══ THE RECORDS ══
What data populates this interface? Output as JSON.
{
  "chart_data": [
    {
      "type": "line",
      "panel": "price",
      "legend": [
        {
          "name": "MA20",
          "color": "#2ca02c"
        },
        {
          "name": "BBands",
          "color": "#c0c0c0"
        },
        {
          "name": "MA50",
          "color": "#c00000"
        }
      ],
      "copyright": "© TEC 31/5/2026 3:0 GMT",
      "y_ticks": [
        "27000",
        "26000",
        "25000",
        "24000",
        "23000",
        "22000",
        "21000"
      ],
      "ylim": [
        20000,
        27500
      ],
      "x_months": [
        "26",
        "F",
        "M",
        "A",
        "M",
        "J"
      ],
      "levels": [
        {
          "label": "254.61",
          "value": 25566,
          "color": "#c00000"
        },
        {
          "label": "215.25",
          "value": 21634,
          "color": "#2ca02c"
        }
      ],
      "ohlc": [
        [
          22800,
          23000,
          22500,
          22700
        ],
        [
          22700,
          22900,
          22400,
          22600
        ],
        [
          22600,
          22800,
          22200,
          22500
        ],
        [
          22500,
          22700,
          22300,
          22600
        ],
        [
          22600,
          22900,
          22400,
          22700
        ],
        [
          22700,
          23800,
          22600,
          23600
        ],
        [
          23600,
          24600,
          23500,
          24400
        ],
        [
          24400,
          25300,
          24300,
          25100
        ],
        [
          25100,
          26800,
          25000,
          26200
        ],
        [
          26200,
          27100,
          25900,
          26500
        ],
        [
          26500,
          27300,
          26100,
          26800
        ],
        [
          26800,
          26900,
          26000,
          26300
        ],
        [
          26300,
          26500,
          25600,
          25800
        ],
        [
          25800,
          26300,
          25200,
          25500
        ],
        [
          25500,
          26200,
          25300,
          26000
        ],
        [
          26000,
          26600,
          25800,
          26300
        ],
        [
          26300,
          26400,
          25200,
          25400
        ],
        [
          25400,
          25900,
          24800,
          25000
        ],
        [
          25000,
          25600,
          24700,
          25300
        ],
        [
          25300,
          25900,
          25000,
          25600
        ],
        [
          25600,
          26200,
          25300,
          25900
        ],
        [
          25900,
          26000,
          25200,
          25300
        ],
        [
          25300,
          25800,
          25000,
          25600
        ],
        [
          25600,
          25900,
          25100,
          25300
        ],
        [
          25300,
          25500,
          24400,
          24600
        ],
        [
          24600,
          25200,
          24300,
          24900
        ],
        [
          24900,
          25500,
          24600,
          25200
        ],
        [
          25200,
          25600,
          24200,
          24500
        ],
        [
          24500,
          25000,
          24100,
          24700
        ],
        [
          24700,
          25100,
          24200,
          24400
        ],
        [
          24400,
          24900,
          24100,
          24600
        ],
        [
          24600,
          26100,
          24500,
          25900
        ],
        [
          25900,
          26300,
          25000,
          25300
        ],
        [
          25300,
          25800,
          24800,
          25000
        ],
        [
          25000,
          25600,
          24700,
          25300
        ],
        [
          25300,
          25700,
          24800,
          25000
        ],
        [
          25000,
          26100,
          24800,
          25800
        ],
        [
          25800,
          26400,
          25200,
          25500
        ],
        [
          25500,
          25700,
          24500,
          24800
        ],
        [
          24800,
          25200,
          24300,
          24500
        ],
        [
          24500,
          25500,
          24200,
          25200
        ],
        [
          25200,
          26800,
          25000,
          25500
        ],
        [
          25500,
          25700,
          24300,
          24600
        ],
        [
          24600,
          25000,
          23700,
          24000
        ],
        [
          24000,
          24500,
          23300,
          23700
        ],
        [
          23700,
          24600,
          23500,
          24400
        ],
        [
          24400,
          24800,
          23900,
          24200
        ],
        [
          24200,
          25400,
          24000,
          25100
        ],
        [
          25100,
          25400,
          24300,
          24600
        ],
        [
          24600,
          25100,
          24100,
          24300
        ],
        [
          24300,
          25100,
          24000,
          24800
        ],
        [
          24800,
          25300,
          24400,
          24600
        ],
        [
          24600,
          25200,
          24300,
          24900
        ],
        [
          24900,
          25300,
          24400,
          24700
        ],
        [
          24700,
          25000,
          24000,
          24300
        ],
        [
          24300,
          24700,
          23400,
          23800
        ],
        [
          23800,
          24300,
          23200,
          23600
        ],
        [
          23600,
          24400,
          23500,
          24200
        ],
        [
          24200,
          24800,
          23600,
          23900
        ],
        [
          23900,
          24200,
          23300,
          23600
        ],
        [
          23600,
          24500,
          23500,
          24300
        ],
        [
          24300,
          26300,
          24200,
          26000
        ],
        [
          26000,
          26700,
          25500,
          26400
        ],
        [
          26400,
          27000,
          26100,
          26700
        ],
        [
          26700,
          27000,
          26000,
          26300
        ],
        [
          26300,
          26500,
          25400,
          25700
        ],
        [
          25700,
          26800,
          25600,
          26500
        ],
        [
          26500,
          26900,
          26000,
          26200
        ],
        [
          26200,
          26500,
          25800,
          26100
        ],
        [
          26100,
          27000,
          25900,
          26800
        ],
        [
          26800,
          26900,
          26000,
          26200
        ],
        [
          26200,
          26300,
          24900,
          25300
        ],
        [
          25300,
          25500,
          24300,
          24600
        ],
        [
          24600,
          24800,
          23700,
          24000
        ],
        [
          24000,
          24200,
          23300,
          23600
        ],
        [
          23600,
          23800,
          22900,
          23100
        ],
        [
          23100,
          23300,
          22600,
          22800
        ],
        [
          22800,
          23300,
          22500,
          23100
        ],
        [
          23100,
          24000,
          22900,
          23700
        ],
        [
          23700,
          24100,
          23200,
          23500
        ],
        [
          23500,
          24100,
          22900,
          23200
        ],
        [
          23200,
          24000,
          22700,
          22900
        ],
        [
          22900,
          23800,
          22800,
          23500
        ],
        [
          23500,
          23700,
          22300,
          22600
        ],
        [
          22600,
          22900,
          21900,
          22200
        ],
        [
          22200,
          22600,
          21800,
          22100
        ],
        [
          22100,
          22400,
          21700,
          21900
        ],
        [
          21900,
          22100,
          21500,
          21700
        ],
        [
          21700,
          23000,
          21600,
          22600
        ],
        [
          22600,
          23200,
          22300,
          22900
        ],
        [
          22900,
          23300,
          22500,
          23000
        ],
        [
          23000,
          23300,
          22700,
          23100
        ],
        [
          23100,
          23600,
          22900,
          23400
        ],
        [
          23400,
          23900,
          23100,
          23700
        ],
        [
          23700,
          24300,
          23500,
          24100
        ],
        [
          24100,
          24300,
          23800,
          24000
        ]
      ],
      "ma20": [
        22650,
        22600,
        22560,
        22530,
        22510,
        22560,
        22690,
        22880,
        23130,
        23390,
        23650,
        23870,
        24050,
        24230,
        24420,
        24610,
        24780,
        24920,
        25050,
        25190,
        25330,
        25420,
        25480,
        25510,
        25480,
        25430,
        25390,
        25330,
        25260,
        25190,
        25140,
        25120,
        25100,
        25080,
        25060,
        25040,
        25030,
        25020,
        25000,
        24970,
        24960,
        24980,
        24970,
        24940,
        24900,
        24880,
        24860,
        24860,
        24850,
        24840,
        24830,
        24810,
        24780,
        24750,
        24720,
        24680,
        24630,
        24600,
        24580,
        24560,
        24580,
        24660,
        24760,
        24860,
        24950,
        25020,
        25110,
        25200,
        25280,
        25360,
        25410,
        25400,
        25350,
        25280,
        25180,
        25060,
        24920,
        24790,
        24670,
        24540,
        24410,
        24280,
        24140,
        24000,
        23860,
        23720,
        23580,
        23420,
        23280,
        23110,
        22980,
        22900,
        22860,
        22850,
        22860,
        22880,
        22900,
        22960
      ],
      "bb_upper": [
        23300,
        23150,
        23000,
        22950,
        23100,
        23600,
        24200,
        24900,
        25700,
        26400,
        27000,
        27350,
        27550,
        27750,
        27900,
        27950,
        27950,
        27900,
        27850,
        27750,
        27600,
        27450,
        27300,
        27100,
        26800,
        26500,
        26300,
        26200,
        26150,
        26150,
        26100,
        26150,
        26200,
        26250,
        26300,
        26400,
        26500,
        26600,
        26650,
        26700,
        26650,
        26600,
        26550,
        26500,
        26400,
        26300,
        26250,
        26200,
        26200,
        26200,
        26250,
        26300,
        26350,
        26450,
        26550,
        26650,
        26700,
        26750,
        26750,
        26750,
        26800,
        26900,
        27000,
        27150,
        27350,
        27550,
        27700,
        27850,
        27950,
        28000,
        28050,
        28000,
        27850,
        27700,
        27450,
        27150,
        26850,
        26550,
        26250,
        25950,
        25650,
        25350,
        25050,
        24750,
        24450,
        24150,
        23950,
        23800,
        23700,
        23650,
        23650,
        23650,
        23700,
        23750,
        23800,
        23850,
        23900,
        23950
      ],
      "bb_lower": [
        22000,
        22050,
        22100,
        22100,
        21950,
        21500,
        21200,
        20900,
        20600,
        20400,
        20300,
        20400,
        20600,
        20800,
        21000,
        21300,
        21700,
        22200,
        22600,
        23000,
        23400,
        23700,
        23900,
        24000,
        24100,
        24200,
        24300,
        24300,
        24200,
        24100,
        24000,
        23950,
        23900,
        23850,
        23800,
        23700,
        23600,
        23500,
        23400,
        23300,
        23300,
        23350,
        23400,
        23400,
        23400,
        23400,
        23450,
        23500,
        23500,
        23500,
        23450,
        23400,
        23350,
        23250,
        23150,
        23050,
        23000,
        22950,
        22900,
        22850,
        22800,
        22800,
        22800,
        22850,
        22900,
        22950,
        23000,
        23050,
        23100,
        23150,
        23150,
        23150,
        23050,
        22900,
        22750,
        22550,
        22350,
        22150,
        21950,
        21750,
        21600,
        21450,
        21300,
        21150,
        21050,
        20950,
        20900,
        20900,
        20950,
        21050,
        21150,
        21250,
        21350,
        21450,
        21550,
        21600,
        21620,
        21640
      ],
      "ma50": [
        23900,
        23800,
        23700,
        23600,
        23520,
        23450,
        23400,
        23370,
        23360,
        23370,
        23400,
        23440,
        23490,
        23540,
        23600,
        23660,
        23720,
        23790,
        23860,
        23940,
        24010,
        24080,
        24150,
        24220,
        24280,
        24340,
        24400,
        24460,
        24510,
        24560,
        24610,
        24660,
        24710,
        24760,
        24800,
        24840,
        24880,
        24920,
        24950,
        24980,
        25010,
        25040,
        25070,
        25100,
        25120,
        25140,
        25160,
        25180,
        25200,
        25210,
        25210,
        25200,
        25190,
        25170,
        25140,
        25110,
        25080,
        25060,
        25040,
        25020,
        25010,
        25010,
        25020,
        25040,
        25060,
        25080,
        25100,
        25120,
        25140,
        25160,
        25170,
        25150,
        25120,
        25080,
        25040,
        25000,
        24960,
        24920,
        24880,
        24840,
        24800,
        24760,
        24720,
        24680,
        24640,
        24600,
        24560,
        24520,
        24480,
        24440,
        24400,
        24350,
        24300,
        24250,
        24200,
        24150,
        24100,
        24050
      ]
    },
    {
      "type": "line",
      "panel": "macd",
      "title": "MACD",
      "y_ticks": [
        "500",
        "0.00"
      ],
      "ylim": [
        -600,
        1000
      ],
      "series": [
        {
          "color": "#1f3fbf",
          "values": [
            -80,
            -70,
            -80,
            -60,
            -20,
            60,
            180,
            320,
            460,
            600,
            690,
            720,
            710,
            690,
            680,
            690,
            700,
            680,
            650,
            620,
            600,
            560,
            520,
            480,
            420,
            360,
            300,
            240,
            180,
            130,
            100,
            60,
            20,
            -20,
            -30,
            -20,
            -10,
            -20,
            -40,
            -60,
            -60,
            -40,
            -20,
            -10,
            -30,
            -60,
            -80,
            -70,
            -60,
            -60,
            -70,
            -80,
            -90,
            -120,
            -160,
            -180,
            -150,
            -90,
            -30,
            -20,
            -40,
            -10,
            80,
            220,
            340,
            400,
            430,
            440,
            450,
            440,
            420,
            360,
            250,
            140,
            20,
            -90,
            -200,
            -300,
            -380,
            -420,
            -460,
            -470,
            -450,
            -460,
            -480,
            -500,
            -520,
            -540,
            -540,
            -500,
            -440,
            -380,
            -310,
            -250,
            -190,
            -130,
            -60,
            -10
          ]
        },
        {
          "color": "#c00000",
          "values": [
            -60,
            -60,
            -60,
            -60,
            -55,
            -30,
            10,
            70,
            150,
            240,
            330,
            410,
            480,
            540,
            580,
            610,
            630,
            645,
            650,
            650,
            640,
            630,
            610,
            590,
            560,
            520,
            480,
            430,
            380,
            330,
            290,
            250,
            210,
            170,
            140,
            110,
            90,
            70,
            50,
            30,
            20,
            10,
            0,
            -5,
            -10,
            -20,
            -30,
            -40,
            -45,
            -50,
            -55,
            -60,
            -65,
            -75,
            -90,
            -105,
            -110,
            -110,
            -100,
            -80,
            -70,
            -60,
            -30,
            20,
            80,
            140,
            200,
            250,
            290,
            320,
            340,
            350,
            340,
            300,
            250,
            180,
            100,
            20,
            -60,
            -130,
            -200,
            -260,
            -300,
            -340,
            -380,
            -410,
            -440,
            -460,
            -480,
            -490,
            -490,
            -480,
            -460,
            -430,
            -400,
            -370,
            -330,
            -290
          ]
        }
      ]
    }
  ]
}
═══
Say how many lines in the entries contain the string "color", and leave out everything else.

▶ WRITTEN SOLUTION:
7